Copies of all lines containing the string "Imágenes" are needed from the data below.
━━━━
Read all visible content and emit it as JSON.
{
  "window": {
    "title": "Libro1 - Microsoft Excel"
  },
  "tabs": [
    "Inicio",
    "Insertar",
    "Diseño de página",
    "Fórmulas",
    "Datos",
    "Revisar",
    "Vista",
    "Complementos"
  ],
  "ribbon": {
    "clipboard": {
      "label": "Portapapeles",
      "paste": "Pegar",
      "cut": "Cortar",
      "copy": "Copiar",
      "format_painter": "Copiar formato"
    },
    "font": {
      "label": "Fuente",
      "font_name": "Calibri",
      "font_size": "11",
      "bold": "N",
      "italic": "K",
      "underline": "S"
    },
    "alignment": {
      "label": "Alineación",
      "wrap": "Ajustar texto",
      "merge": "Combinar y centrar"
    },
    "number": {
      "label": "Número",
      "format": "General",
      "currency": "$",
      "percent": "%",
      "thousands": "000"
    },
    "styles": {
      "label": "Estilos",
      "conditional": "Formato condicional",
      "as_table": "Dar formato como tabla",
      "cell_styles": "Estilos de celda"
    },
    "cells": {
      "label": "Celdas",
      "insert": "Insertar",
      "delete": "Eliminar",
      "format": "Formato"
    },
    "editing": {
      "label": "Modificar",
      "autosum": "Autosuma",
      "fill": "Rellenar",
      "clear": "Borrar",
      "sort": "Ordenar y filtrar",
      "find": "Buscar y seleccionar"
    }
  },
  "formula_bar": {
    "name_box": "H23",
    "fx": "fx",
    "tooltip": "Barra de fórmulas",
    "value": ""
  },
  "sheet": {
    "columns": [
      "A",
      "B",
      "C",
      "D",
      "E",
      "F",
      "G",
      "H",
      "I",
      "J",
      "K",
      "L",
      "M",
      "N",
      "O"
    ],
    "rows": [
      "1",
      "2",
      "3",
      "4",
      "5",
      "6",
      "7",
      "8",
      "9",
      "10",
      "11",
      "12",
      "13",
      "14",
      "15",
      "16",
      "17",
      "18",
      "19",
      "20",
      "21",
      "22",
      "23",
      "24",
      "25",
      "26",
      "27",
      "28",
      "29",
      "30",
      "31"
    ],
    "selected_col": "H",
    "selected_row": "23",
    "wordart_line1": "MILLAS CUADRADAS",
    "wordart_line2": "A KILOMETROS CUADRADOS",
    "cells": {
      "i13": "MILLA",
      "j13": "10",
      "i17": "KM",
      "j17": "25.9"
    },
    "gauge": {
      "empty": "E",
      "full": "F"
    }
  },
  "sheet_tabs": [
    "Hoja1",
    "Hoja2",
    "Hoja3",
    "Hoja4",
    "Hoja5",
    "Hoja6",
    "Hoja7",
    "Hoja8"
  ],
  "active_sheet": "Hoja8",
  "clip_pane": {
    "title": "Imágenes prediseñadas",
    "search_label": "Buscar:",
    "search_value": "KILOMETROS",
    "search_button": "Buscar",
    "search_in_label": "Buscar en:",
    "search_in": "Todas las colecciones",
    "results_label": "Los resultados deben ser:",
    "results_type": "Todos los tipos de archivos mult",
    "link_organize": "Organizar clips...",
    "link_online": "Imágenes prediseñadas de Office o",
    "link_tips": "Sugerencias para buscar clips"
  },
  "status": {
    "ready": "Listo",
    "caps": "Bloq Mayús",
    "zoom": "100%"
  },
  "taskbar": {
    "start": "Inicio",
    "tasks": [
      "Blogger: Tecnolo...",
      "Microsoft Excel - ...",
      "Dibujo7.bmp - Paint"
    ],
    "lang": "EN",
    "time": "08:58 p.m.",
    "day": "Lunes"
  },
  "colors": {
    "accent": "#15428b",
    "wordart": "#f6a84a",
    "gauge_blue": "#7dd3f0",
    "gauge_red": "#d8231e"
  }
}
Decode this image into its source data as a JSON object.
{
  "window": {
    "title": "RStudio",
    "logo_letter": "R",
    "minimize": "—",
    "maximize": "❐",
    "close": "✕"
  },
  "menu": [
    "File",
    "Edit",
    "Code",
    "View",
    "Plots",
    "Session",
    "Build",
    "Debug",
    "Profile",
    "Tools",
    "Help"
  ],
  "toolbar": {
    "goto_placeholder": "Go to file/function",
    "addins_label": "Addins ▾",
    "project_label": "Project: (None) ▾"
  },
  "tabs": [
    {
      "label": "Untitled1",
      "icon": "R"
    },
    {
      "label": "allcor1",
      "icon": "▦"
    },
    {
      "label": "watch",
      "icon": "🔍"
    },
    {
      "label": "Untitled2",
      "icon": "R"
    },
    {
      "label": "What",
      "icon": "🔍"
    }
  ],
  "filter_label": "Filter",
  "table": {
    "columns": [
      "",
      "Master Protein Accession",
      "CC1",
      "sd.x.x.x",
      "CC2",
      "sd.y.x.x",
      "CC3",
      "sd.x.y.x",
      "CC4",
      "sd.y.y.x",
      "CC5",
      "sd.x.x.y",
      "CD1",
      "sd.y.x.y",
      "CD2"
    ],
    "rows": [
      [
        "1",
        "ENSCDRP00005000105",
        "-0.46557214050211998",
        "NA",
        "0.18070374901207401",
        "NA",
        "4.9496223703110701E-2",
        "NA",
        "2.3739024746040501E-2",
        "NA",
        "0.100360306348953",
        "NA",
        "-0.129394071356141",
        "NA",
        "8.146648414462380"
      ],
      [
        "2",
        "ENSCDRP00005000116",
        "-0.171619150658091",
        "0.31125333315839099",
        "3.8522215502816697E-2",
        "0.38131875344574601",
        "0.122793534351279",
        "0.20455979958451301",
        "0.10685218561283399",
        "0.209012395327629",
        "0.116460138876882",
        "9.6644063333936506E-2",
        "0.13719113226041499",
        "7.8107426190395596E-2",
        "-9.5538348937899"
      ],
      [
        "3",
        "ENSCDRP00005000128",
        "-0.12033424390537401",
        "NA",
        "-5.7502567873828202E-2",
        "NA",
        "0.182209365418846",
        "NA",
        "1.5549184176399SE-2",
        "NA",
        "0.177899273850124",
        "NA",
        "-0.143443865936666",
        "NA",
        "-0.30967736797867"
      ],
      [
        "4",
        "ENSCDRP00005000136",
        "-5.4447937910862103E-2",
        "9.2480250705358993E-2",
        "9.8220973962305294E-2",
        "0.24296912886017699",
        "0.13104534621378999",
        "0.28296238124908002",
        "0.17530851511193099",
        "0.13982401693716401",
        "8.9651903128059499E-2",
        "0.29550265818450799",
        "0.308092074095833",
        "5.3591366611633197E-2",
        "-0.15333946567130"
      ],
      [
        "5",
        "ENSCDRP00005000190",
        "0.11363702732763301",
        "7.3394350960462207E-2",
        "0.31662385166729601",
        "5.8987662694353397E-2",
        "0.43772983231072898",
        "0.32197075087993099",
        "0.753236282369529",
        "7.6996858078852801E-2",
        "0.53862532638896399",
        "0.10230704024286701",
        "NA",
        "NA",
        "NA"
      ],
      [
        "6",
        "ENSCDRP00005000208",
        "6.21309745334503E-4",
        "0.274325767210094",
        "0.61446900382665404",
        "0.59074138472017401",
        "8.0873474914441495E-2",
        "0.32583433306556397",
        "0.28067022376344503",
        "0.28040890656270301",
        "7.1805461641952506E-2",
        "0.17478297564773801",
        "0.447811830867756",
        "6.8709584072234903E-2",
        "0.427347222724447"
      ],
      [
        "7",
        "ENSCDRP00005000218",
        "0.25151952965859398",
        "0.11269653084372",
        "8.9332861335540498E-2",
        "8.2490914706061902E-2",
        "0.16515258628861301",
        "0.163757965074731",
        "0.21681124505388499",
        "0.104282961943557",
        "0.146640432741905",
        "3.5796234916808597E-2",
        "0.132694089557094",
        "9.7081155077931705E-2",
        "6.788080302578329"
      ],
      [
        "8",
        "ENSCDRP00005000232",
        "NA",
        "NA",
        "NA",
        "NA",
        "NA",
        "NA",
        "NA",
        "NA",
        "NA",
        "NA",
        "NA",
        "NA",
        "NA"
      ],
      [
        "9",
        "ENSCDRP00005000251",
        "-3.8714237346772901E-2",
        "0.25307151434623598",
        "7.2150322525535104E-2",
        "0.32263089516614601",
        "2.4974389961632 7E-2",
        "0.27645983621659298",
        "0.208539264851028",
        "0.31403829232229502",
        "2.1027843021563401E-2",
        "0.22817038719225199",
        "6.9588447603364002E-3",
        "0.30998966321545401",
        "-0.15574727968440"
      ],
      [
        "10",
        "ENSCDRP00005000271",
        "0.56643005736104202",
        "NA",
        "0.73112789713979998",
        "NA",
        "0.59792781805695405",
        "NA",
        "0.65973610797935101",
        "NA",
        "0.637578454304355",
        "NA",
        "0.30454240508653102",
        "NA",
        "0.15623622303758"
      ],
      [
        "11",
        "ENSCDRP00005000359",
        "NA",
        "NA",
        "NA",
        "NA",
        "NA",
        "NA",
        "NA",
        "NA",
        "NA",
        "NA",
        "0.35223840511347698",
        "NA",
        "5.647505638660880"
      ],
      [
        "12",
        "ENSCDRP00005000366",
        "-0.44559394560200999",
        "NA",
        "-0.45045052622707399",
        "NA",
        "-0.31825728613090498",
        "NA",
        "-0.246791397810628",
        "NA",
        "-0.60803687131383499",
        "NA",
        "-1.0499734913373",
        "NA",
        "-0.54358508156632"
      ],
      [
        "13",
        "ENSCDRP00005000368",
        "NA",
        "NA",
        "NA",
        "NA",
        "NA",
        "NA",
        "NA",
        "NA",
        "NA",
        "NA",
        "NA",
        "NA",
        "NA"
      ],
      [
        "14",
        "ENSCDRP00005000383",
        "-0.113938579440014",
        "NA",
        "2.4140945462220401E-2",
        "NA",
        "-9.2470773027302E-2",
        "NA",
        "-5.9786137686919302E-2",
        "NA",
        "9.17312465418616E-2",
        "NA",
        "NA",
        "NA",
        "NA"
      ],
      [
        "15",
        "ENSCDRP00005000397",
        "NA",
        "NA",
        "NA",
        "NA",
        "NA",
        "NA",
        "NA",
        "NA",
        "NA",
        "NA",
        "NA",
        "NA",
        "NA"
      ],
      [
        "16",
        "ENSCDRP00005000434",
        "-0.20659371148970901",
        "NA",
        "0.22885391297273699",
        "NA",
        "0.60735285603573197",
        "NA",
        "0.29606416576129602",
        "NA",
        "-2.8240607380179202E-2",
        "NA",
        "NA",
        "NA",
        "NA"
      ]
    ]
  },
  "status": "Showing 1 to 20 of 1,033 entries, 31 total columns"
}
━━━━
■ **Expected output**
    "title": "Imágenes prediseñadas",
    "link_online": "Imágenes prediseñadas de Office o",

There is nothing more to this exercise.